**Task prompt:** Go through the records underneath and count the lines that include the string "partes". Give nothing but the number.
## start Dataset
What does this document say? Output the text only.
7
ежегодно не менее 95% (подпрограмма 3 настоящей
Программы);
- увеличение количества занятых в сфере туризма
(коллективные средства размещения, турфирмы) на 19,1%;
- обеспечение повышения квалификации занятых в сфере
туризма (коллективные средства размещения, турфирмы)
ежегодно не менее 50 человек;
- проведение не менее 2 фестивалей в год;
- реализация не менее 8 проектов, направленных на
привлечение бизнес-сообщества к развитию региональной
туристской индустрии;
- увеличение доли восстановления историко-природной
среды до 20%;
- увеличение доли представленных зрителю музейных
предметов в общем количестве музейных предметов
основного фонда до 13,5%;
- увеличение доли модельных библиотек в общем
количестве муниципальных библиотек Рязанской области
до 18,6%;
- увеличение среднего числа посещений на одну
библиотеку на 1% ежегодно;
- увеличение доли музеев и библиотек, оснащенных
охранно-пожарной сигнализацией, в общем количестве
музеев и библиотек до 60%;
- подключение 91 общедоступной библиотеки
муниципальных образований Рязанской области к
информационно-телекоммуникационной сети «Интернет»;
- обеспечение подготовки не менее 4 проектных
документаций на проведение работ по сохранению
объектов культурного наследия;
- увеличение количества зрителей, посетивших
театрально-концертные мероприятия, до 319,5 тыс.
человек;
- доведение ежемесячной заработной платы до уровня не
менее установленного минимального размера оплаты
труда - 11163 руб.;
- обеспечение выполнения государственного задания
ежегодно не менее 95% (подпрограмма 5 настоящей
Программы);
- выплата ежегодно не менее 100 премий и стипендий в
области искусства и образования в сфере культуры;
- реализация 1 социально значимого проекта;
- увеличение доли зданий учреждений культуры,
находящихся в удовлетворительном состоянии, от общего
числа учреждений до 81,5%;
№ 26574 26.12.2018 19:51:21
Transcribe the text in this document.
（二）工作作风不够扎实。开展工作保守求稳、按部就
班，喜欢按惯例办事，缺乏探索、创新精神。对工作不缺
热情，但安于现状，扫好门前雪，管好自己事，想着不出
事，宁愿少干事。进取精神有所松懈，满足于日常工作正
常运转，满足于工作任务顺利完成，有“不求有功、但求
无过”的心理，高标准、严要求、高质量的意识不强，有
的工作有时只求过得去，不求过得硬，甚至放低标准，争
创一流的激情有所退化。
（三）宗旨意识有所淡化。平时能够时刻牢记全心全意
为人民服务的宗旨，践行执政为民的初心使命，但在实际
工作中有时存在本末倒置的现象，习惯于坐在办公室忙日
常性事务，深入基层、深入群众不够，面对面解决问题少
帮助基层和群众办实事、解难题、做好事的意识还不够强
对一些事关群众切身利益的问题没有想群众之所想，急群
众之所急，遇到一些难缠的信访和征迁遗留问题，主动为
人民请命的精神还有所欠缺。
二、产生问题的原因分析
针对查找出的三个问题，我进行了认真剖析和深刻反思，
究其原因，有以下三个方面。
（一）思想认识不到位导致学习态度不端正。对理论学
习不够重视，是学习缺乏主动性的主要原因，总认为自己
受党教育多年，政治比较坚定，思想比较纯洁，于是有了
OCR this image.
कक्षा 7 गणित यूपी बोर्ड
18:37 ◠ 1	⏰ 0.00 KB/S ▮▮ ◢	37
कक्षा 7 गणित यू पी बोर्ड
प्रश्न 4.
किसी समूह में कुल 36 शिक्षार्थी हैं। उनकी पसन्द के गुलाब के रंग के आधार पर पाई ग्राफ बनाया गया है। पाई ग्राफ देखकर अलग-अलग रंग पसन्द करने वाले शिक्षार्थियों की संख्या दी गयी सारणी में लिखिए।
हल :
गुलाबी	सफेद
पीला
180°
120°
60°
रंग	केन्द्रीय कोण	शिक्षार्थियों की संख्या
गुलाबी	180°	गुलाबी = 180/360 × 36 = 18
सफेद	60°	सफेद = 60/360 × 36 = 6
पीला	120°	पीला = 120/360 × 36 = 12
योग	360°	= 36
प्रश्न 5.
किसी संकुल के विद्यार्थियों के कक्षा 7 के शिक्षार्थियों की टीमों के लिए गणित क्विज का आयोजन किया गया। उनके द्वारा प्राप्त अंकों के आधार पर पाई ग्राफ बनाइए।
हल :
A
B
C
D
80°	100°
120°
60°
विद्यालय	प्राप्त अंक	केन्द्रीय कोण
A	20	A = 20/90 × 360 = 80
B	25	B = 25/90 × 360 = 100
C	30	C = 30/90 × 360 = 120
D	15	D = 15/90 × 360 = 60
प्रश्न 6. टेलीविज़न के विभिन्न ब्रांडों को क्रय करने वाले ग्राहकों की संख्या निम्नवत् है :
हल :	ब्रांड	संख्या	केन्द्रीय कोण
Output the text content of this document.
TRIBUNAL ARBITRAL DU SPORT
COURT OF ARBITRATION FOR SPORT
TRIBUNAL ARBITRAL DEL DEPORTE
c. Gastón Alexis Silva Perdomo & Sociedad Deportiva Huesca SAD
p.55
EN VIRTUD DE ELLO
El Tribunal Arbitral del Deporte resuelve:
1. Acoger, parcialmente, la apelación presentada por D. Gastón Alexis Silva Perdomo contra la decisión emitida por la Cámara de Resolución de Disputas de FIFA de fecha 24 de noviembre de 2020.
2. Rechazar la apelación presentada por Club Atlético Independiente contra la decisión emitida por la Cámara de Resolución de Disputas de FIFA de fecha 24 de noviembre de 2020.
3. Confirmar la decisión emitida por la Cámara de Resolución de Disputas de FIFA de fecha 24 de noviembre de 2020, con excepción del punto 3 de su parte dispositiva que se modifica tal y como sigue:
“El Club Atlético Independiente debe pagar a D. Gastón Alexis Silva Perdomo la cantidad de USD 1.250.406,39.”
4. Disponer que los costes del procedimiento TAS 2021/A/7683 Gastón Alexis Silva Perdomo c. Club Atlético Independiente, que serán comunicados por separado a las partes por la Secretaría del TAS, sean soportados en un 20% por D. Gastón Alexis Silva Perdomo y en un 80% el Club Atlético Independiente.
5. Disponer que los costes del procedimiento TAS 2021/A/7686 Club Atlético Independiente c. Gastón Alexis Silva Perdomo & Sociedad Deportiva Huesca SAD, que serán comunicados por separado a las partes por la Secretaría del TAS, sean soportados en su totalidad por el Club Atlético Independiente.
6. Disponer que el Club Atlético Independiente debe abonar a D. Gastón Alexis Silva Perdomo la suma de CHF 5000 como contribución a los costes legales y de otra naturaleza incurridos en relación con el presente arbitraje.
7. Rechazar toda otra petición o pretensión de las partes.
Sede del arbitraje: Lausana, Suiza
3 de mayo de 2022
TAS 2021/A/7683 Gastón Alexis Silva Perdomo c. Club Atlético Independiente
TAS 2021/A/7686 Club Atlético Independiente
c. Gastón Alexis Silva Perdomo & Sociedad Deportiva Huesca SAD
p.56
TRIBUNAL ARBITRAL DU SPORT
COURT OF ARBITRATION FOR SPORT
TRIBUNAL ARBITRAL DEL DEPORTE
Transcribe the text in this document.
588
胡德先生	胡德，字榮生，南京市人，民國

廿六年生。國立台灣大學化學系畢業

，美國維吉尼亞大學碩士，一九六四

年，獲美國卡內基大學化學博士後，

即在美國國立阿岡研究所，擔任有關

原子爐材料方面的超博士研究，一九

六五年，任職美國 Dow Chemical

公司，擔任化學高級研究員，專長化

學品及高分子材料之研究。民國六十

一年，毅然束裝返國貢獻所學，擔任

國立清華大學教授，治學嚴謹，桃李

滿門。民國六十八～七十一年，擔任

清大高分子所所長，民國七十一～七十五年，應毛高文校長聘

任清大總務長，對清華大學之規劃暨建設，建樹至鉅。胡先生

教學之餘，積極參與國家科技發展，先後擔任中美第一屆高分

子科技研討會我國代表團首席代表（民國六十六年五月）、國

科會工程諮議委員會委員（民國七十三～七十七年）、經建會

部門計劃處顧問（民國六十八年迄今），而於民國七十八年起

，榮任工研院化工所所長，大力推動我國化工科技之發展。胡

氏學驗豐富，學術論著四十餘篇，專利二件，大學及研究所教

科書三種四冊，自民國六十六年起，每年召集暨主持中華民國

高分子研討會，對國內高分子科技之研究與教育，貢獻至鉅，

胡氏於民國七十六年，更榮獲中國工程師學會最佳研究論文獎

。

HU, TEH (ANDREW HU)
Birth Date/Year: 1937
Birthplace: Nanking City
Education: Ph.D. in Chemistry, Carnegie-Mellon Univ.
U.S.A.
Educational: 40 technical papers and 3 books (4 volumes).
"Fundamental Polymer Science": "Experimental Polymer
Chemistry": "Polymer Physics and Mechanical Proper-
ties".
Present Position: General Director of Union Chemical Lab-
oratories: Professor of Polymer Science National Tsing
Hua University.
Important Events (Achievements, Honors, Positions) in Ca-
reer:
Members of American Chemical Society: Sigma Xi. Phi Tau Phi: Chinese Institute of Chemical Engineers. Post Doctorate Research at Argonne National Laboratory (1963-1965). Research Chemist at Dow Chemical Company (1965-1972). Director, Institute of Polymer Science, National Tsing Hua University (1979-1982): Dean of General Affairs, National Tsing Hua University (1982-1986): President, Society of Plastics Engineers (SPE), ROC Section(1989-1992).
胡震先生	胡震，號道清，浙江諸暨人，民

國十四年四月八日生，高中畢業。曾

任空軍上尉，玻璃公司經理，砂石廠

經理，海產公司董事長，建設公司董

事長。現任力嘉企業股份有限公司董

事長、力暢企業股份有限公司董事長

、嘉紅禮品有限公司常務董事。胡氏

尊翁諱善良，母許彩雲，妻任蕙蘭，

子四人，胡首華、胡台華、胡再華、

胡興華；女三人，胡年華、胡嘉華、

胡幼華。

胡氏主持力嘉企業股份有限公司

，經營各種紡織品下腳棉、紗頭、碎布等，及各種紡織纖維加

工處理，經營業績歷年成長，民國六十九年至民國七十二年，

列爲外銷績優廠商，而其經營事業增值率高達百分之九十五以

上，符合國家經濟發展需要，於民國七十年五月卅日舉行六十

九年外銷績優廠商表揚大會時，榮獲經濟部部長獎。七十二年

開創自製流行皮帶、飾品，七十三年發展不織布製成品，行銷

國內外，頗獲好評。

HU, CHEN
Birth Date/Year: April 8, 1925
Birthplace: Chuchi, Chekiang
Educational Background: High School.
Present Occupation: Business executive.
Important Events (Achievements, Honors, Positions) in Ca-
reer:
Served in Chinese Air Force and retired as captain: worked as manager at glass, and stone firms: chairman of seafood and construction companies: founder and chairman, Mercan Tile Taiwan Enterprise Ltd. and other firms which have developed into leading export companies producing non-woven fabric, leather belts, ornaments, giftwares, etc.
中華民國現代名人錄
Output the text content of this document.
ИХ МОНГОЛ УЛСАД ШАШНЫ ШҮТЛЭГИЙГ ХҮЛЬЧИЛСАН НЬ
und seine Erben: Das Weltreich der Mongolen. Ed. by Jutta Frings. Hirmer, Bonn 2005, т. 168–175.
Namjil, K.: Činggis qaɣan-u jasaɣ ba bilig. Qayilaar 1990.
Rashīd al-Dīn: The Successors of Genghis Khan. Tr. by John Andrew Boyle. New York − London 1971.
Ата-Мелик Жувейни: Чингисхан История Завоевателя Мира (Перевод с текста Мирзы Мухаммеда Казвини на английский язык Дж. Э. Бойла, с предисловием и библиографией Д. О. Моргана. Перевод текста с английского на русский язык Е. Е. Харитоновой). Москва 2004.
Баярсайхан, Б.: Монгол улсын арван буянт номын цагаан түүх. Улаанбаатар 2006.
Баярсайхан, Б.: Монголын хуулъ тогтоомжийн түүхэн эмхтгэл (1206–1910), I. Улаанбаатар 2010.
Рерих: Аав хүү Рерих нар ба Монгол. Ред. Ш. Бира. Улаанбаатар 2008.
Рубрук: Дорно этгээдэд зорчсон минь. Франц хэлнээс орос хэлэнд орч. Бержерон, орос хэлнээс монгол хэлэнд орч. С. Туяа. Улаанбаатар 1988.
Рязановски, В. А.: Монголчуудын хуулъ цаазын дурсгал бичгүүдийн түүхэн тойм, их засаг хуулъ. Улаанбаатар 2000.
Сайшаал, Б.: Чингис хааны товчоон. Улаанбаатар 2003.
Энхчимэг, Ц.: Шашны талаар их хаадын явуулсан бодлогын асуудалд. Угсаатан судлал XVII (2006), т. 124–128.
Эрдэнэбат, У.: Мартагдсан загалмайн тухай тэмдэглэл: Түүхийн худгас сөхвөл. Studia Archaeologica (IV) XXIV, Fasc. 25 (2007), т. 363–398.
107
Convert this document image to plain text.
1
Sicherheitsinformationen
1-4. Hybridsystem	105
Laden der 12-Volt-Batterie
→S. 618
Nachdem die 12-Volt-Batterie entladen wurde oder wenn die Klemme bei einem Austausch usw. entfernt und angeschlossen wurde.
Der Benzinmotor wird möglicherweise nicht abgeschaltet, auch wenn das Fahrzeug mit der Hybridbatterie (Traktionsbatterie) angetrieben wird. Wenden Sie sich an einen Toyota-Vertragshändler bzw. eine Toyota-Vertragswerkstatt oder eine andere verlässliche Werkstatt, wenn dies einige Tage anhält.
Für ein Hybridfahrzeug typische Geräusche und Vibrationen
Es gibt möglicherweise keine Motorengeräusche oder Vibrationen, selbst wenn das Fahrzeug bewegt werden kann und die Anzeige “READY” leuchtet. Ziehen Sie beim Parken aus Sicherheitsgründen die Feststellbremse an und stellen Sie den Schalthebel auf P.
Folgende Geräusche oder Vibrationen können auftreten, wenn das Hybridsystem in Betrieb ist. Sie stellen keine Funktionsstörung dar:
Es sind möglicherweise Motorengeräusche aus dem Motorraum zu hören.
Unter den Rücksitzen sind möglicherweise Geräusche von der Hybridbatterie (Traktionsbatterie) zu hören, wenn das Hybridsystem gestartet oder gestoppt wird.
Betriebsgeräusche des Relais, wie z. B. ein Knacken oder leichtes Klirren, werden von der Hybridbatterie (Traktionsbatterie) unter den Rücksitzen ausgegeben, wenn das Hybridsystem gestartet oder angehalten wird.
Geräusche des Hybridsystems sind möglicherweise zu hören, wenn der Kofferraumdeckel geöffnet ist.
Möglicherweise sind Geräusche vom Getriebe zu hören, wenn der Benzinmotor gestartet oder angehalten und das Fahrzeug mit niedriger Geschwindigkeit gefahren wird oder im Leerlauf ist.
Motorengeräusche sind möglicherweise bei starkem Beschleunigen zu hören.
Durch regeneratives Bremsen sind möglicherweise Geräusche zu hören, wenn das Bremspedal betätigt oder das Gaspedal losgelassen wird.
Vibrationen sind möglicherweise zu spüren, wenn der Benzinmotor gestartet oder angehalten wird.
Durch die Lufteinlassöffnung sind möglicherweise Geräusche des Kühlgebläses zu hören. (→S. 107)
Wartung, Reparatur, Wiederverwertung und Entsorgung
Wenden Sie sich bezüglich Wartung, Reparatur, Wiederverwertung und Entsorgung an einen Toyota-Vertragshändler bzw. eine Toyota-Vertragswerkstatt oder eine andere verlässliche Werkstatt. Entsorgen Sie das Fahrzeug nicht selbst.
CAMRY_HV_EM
## end Dataset
**In response:** 3